Set problem:
Find and return each line containing "gravedad".

Dataset excerpts:
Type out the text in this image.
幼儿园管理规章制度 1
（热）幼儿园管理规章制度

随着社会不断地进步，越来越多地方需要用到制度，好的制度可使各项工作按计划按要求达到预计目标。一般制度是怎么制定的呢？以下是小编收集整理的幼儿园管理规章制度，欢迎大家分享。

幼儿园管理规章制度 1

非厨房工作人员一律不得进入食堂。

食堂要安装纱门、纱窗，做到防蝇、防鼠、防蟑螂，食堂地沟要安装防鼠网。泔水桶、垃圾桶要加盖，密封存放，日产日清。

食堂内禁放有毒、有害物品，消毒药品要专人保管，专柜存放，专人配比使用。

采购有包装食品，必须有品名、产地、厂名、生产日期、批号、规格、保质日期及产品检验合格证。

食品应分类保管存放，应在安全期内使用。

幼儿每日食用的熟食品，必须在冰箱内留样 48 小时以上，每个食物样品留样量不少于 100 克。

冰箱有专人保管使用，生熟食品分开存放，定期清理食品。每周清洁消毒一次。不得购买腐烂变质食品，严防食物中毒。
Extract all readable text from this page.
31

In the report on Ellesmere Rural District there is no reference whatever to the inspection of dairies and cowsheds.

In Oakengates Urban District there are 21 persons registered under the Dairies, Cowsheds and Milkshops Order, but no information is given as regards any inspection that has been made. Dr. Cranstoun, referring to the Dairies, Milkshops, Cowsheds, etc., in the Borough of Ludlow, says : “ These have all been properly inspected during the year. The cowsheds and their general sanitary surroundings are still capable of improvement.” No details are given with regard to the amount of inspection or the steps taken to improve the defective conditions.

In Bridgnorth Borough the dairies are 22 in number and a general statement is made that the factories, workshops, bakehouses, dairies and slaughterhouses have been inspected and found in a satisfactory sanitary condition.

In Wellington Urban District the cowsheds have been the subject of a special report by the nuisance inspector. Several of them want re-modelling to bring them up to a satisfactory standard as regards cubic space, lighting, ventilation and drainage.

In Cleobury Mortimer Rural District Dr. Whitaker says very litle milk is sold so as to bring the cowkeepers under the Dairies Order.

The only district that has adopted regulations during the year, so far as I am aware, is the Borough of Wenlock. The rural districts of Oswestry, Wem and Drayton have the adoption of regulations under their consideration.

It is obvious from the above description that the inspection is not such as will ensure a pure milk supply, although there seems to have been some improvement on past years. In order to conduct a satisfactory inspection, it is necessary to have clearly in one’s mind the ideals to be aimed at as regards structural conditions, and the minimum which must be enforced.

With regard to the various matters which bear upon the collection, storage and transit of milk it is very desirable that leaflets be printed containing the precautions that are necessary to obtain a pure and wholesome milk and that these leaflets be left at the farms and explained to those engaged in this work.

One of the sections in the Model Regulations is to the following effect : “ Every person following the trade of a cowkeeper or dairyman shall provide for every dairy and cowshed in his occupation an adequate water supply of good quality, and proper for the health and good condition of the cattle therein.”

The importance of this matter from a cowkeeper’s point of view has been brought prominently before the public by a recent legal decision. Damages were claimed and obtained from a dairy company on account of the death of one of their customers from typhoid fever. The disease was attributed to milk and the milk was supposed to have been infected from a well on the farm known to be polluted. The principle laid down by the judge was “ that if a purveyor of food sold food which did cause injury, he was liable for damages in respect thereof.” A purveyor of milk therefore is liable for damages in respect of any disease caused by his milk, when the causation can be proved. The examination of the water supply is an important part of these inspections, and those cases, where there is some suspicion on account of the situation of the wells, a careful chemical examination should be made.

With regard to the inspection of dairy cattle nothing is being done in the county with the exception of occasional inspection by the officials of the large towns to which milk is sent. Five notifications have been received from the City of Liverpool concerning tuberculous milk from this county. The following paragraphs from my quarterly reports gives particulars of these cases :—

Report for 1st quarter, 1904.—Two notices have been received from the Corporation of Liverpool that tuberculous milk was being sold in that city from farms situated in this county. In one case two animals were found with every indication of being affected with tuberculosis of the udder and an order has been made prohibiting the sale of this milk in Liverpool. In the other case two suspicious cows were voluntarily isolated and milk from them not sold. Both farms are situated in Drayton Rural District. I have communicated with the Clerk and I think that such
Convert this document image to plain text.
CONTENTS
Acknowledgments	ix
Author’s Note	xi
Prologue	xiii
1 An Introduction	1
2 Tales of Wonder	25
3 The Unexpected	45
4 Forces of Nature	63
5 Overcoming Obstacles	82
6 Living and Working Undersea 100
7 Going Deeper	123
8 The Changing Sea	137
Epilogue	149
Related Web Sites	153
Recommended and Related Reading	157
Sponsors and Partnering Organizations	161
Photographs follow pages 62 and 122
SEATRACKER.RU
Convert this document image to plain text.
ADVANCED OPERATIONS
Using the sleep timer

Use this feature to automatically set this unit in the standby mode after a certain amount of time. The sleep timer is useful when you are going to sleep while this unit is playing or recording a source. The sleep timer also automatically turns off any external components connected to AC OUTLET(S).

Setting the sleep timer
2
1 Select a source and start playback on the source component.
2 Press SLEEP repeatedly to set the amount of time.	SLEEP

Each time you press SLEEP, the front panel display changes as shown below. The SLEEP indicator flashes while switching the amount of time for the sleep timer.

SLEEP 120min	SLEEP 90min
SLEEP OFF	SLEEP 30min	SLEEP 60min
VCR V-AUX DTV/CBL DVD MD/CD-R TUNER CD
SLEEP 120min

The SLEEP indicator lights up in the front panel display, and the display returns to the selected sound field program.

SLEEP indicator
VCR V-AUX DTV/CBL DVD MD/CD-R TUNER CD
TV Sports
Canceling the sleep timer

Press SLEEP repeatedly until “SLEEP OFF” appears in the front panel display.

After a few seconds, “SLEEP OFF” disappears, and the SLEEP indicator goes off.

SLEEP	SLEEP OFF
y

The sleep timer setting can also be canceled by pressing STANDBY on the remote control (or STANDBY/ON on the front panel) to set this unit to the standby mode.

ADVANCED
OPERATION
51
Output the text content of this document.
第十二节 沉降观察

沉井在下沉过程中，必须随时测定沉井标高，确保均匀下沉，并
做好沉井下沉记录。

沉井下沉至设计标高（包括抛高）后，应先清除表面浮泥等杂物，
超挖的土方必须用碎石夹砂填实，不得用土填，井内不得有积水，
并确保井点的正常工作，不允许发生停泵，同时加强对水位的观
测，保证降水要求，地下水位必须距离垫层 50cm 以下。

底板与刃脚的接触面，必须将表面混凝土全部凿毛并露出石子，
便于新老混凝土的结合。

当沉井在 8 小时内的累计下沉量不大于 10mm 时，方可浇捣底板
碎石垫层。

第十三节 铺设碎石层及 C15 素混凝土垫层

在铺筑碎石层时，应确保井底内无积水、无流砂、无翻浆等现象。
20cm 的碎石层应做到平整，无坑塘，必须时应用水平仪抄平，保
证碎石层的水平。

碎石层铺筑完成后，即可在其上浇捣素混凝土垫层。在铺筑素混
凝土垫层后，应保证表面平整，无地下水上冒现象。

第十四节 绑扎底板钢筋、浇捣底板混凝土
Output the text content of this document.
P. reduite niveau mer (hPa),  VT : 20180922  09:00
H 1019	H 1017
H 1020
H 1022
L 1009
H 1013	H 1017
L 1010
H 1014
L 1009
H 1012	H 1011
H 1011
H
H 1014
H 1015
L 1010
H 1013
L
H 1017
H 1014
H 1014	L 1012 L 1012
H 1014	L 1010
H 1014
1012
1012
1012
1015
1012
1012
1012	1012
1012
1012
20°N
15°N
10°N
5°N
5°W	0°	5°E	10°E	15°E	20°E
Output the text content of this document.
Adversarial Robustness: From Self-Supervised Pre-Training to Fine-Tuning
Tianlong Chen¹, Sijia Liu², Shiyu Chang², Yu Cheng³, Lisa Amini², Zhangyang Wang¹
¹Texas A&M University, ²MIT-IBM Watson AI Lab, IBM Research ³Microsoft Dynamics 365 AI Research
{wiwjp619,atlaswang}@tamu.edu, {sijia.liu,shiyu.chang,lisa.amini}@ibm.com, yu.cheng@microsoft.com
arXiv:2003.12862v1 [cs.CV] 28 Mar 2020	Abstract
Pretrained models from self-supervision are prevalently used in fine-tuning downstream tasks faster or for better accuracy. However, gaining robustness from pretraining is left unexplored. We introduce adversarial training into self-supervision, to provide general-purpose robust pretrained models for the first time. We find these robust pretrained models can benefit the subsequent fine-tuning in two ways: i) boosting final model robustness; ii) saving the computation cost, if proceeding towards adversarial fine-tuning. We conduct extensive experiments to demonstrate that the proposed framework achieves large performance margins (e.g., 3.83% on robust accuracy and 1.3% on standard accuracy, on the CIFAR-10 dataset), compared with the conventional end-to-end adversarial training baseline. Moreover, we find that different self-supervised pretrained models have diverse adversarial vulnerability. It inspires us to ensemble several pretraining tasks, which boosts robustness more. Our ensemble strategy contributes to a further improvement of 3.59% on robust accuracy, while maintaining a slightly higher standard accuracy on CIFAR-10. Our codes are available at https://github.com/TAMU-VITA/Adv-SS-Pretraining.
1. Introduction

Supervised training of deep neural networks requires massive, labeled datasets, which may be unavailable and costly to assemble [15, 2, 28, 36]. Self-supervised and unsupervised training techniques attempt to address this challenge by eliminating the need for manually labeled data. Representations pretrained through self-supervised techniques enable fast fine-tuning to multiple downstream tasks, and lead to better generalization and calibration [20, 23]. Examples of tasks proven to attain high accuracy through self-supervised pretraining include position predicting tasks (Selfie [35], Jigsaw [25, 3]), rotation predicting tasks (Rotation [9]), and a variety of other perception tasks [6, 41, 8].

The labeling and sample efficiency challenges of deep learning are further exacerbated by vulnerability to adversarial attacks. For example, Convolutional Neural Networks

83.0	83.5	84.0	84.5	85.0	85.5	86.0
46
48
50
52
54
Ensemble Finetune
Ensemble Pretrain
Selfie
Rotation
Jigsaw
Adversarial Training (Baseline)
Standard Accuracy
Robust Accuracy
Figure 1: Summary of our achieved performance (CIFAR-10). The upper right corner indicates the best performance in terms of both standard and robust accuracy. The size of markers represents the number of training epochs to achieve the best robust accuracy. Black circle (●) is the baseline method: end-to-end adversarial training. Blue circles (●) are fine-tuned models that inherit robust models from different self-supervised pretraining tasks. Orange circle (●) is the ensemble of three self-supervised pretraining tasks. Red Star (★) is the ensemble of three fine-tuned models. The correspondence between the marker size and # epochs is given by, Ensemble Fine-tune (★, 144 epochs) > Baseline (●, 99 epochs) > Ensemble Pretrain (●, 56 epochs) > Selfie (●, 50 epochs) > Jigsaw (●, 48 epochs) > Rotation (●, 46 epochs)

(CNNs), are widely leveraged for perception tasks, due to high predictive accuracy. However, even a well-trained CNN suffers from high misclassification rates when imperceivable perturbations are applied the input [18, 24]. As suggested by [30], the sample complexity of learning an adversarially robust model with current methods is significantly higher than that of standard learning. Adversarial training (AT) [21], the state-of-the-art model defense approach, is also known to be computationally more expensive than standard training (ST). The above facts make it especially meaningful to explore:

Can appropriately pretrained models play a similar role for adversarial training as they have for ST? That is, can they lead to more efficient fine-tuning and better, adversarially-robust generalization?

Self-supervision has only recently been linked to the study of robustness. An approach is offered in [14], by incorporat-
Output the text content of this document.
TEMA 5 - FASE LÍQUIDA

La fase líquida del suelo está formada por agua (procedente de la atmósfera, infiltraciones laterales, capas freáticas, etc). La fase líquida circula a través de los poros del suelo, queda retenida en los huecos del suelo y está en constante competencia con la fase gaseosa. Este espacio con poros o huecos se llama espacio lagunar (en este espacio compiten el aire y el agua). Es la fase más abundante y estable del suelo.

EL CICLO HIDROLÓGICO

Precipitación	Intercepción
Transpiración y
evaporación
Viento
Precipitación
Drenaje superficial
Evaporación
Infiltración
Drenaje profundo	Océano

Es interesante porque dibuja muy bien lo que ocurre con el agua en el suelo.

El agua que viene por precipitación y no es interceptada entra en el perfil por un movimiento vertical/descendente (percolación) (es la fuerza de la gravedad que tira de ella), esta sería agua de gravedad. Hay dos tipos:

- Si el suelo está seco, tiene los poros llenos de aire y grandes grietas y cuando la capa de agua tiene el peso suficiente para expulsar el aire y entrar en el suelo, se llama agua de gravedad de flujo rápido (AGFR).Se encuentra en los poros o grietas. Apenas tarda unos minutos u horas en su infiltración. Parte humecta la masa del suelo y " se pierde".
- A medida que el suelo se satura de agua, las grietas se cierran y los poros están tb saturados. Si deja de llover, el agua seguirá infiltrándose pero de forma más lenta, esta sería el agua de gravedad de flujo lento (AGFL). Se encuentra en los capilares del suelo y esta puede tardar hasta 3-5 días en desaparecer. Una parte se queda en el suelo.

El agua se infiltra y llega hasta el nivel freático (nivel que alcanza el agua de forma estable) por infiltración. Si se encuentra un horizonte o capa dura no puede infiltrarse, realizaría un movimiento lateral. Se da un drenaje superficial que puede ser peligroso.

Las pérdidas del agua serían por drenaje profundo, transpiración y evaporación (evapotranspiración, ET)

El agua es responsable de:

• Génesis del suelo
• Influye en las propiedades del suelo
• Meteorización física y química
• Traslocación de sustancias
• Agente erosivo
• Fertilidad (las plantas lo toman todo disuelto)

The response:
El agua que viene por precipitación y no es interceptada entra en el perfil por un movimiento vertical/descendente (percolación) (es la fuerza de la gravedad que tira de ella), esta sería agua de gravedad. Hay dos tipos:
- Si el suelo está seco, tiene los poros llenos de aire y grandes grietas y cuando la capa de agua tiene el peso suficiente para expulsar el aire y entrar en el suelo, se llama agua de gravedad de flujo rápido (AGFR).Se encuentra en los poros o grietas. Apenas tarda unos minutos u horas en su infiltración. Parte humecta la masa del suelo y " se pierde".
- A medida que el suelo se satura de agua, las grietas se cierran y los poros están tb saturados. Si deja de llover, el agua seguirá infiltrándose pero de forma más lenta, esta sería el agua de gravedad de flujo lento (AGFL). Se encuentra en los capilares del suelo y esta puede tardar hasta 3-5 días en desaparecer. Una parte se queda en el suelo.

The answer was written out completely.